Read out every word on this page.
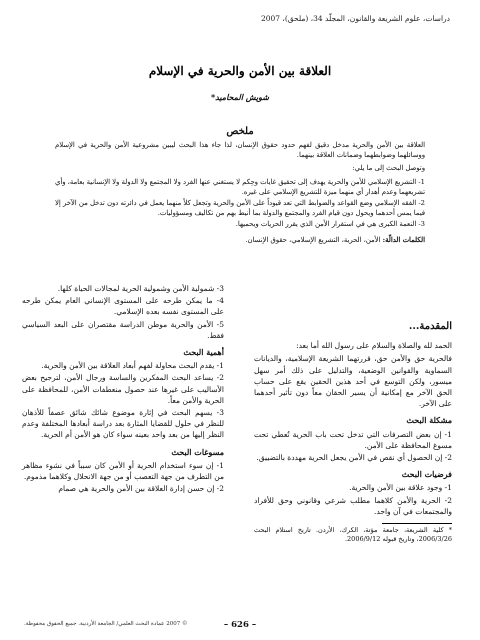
دراسات، علوم الشريعة والقانون، المجلّد 34، (ملحق)، 2007
العلاقة بين الأمن والحرية في الإسلام
شويش المحاميد*
ملخص

العلاقة بين الأمن والحرية مدخل دقيق لفهم حدود حقوق الإنسان، لذا جاء هذا البحث ليبين مشروعية الأمن والحرية في الإسلام ووسائلهما وضوابطهما وضمانات العلاقة بينهما.

وتوصل البحث إلى ما يلي:

1- التشريع الإسلامي للأمن والحرية يهدف إلى تحقيق غايات وحِكم لا يستغني عنها الفرد ولا المجتمع ولا الدولة ولا الإنسانية بعامة، وأي تشريعهما وعدم أهدار أي منهما ميزة للتشريع الإسلامي على غيره.
2- الفقه الإسلامي وضع القواعد والضوابط التي تعد قيوداً على الأمن والحرية وتجعل كلاً منهما يعمل في دائرته دون تدخل من الآخر إلا فيما يمس أحدهما ويحول دون قيام الفرد والمجتمع والدولة بما أنيط بهم من تكاليف ومسؤوليات.
3- النعمة الكبرى هي في استقرار الأمن الذي يقرر الحريات ويحميها.
الكلمات الدالّة: الأمن، الحرية، التشريع الإسلامي، حقوق الإنسان.
المقدمة...

الحمد لله والصلاة والسلام على رسول الله أما بعد:

فالحرية حق والأمن حق، قررتهما الشريعة الإسلامية، والديانات السماوية والقوانين الوضعية، والتدليل على ذلك أمر سهل ميسور، ولكن التوسع في أحد هذين الحقين يقع على حساب الحق الآخر مع إمكانية أن يسير الحقان معاً دون تأثير أحدهما على الآخر.

مشكلة البحث
1- إن بعض التصرفات التي تدخل تحت باب الحرية تُعطي تحت مسوغ المحافظة على الأمن.
2- إن الحصول أي نقص في الأمن يجعل الحرية مهددة بالتضييق.
فرضيات البحث
1- وجود علاقة بين الأمن والحرية.
2- الحرية والأمن كلاهما مطلب شرعي وقانوني وحق للأفراد والمجتمعات في آن واحد.
* كلية الشريعة، جامعة مؤتة، الكرك، الأردن. تاريخ استلام البحث 2006/3/26، وتاريخ قبوله 2006/9/12.
3- شمولية الأمن وشمولية الحرية لمجالات الحياة كلها.
4- ما يمكن طرحه على المستوى الإنساني العام يمكن طرحه على المستوى نفسه بعده الإسلامي.
5- الأمن والحرية موطن الدراسة مقتصران على البعد السياسي فقط.
أهمية البحث
1- يقدم البحث محاولة لفهم أبعاد العلاقة بين الأمن والحرية.
2- يساعد البحث المفكرين والساسة ورجال الأمن، لترجيح بعض الأساليب على غيرها عند حصول منعطفات الأمن، للمحافظة على الحرية والأمن معاً.
3- يسهم البحث في إثارة موضوع شائك شائق عصفاً للأذهان للنظر في حلول للقضايا المثارة بعد دراسة أبعادها المختلفة وعدم النظر إليها من بعد واحد بعينه سواء كان هو الأمن أم الحرية.
مسوغات البحث
1- إن سوء استخدام الحرية أو الأمن كان سبباً في نشوء مظاهر من التطرف من جهة التعصب أو من جهة الانحلال وكلاهما مذموم.
2- إن حسن إدارة العلاقة بين الأمن والحرية هي صمام
© 2007 عمادة البحث العلمي/ الجامعة الأردنية. جميع الحقوق محفوظة.	– 626 –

Written instruction:
Repeat each record exactly as shown above, dropping all images.

Solution for this problem:
Read out every word on this page.
دراسات، علوم الشريعة والقانون، المجلّد 34، (ملحق)، 2007
العلاقة بين الأمن والحرية في الإسلام
شويش المحاميد*
ملخص

العلاقة بين الأمن والحرية مدخل دقيق لفهم حدود حقوق الإنسان، لذا جاء هذا البحث ليبين مشروعية الأمن والحرية في الإسلام ووسائلهما وضوابطهما وضمانات العلاقة بينهما.

وتوصل البحث إلى ما يلي:

1- التشريع الإسلامي للأمن والحرية يهدف إلى تحقيق غايات وحِكم لا يستغني عنها الفرد ولا المجتمع ولا الدولة ولا الإنسانية بعامة، وأي تشريعهما وعدم أهدار أي منهما ميزة للتشريع الإسلامي على غيره.
2- الفقه الإسلامي وضع القواعد والضوابط التي تعد قيوداً على الأمن والحرية وتجعل كلاً منهما يعمل في دائرته دون تدخل من الآخر إلا فيما يمس أحدهما ويحول دون قيام الفرد والمجتمع والدولة بما أنيط بهم من تكاليف ومسؤوليات.
3- النعمة الكبرى هي في استقرار الأمن الذي يقرر الحريات ويحميها.
الكلمات الدالّة: الأمن، الحرية، التشريع الإسلامي، حقوق الإنسان.
المقدمة...

الحمد لله والصلاة والسلام على رسول الله أما بعد:

فالحرية حق والأمن حق، قررتهما الشريعة الإسلامية، والديانات السماوية والقوانين الوضعية، والتدليل على ذلك أمر سهل ميسور، ولكن التوسع في أحد هذين الحقين يقع على حساب الحق الآخر مع إمكانية أن يسير الحقان معاً دون تأثير أحدهما على الآخر.

مشكلة البحث
1- إن بعض التصرفات التي تدخل تحت باب الحرية تُعطي تحت مسوغ المحافظة على الأمن.
2- إن الحصول أي نقص في الأمن يجعل الحرية مهددة بالتضييق.
فرضيات البحث
1- وجود علاقة بين الأمن والحرية.
2- الحرية والأمن كلاهما مطلب شرعي وقانوني وحق للأفراد والمجتمعات في آن واحد.
* كلية الشريعة، جامعة مؤتة، الكرك، الأردن. تاريخ استلام البحث 2006/3/26، وتاريخ قبوله 2006/9/12.
3- شمولية الأمن وشمولية الحرية لمجالات الحياة كلها.
4- ما يمكن طرحه على المستوى الإنساني العام يمكن طرحه على المستوى نفسه بعده الإسلامي.
5- الأمن والحرية موطن الدراسة مقتصران على البعد السياسي فقط.
أهمية البحث
1- يقدم البحث محاولة لفهم أبعاد العلاقة بين الأمن والحرية.
2- يساعد البحث المفكرين والساسة ورجال الأمن، لترجيح بعض الأساليب على غيرها عند حصول منعطفات الأمن، للمحافظة على الحرية والأمن معاً.
3- يسهم البحث في إثارة موضوع شائك شائق عصفاً للأذهان للنظر في حلول للقضايا المثارة بعد دراسة أبعادها المختلفة وعدم النظر إليها من بعد واحد بعينه سواء كان هو الأمن أم الحرية.
مسوغات البحث
1- إن سوء استخدام الحرية أو الأمن كان سبباً في نشوء مظاهر من التطرف من جهة التعصب أو من جهة الانحلال وكلاهما مذموم.
2- إن حسن إدارة العلاقة بين الأمن والحرية هي صمام
© 2007 عمادة البحث العلمي/ الجامعة الأردنية. جميع الحقوق محفوظة.	– 626 –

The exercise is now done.